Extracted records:
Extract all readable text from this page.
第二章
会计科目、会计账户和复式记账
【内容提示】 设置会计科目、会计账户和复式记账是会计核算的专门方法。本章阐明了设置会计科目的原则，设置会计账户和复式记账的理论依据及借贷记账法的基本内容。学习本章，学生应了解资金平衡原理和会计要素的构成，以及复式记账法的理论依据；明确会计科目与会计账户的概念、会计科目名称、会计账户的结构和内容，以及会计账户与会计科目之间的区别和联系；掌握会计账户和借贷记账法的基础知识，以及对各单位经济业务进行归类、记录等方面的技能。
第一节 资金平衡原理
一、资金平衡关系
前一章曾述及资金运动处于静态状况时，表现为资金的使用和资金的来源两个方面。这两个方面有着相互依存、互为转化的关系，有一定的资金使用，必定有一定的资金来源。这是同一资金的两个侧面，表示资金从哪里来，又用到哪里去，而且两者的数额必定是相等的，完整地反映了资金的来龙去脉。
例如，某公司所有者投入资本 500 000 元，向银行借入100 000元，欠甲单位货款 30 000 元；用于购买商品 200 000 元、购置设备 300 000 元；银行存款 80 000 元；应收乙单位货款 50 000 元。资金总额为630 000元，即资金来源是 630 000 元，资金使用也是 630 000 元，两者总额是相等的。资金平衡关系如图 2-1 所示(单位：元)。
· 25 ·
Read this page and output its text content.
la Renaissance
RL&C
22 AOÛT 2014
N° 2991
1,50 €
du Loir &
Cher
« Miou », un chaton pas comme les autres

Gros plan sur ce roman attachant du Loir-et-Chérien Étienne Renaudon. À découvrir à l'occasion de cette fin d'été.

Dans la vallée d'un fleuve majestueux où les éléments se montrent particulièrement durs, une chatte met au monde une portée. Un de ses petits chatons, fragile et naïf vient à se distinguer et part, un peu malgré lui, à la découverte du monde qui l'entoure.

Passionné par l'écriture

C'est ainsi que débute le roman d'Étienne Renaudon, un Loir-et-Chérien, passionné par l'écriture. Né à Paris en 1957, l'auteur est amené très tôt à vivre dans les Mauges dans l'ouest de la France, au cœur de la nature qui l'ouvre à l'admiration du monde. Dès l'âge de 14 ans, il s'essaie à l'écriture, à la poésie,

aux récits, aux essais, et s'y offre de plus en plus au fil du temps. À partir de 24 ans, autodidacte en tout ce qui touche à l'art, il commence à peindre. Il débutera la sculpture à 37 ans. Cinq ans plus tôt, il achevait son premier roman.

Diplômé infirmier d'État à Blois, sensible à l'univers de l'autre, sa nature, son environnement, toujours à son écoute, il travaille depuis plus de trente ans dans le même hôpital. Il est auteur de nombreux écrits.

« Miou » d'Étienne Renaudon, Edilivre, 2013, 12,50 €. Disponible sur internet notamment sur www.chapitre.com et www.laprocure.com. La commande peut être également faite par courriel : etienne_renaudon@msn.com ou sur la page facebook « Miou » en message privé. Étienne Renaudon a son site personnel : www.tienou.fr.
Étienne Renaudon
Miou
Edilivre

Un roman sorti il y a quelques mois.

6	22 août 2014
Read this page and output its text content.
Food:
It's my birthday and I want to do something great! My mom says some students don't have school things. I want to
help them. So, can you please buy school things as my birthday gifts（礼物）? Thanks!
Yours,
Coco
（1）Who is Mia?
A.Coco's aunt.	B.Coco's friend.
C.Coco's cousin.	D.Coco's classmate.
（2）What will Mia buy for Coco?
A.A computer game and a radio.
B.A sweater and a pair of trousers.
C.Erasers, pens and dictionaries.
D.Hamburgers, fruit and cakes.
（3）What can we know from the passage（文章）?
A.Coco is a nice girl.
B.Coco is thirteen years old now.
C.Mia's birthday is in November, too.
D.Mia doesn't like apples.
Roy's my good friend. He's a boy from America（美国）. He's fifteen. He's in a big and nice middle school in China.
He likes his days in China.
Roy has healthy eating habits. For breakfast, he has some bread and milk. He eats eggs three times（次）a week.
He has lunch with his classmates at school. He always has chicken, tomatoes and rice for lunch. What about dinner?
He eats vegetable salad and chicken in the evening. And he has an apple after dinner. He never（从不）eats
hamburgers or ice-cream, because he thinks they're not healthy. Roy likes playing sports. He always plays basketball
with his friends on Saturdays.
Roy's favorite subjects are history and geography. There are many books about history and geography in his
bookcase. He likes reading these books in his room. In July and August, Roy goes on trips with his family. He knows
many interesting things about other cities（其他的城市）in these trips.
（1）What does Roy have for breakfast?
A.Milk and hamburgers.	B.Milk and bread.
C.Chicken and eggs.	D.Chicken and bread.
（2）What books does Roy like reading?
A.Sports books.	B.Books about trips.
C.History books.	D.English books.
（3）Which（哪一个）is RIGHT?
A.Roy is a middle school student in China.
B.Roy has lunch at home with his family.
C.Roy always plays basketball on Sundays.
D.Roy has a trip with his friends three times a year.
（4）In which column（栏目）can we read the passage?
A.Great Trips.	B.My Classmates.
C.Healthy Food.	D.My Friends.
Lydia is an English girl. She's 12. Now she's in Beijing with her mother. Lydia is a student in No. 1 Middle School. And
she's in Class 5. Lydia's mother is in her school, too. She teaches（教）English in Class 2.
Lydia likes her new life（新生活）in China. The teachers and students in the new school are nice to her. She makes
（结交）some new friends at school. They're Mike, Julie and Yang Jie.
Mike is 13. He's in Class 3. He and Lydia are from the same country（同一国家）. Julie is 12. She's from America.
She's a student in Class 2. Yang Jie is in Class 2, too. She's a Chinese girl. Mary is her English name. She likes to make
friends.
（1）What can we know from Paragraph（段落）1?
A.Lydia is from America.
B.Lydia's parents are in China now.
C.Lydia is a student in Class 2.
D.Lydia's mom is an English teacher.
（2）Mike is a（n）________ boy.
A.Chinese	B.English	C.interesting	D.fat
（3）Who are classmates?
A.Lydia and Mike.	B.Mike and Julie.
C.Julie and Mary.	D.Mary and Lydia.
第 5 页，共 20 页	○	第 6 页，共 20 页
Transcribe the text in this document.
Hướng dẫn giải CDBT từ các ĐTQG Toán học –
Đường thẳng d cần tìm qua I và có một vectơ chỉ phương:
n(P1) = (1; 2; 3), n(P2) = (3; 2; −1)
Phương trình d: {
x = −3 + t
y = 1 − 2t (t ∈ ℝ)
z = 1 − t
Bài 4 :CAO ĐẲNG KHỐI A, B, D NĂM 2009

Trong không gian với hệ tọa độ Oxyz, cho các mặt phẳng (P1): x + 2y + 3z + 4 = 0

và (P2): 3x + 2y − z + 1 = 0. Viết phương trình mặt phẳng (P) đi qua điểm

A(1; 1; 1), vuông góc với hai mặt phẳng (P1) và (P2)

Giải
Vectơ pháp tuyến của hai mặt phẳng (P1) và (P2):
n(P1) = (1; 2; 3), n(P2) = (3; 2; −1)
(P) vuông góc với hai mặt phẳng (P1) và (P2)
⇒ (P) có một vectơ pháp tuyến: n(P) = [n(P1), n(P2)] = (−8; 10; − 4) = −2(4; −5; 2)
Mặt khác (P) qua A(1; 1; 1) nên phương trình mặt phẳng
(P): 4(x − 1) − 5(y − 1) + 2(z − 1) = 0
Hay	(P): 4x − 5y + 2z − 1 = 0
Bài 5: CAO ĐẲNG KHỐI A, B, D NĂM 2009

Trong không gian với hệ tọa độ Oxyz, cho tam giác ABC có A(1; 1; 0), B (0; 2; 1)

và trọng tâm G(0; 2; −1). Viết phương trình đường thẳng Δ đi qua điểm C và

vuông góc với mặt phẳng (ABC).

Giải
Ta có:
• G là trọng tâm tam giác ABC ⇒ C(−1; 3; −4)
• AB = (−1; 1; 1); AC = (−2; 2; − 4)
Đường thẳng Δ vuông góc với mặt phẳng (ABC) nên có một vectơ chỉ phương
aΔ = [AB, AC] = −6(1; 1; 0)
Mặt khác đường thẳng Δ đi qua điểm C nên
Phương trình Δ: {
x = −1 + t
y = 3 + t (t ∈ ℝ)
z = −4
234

TASK DETAILS:
Only the lines from the one containing "Transcribe the text in this document." through the end of the material should be reproduced, exactly, with both ends included.

SOLUTION BELOW:
Transcribe the text in this document.
Hướng dẫn giải CDBT từ các ĐTQG Toán học –
Đường thẳng d cần tìm qua I và có một vectơ chỉ phương:
n(P1) = (1; 2; 3), n(P2) = (3; 2; −1)
Phương trình d: {
x = −3 + t
y = 1 − 2t (t ∈ ℝ)
z = 1 − t
Bài 4 :CAO ĐẲNG KHỐI A, B, D NĂM 2009

Trong không gian với hệ tọa độ Oxyz, cho các mặt phẳng (P1): x + 2y + 3z + 4 = 0

và (P2): 3x + 2y − z + 1 = 0. Viết phương trình mặt phẳng (P) đi qua điểm

A(1; 1; 1), vuông góc với hai mặt phẳng (P1) và (P2)

Giải
Vectơ pháp tuyến của hai mặt phẳng (P1) và (P2):
n(P1) = (1; 2; 3), n(P2) = (3; 2; −1)
(P) vuông góc với hai mặt phẳng (P1) và (P2)
⇒ (P) có một vectơ pháp tuyến: n(P) = [n(P1), n(P2)] = (−8; 10; − 4) = −2(4; −5; 2)
Mặt khác (P) qua A(1; 1; 1) nên phương trình mặt phẳng
(P): 4(x − 1) − 5(y − 1) + 2(z − 1) = 0
Hay	(P): 4x − 5y + 2z − 1 = 0
Bài 5: CAO ĐẲNG KHỐI A, B, D NĂM 2009

Trong không gian với hệ tọa độ Oxyz, cho tam giác ABC có A(1; 1; 0), B (0; 2; 1)

và trọng tâm G(0; 2; −1). Viết phương trình đường thẳng Δ đi qua điểm C và

vuông góc với mặt phẳng (ABC).

Giải
Ta có:
• G là trọng tâm tam giác ABC ⇒ C(−1; 3; −4)
• AB = (−1; 1; 1); AC = (−2; 2; − 4)
Đường thẳng Δ vuông góc với mặt phẳng (ABC) nên có một vectơ chỉ phương
aΔ = [AB, AC] = −6(1; 1; 0)
Mặt khác đường thẳng Δ đi qua điểm C nên
Phương trình Δ: {
x = −1 + t
y = 3 + t (t ∈ ℝ)
z = −4
234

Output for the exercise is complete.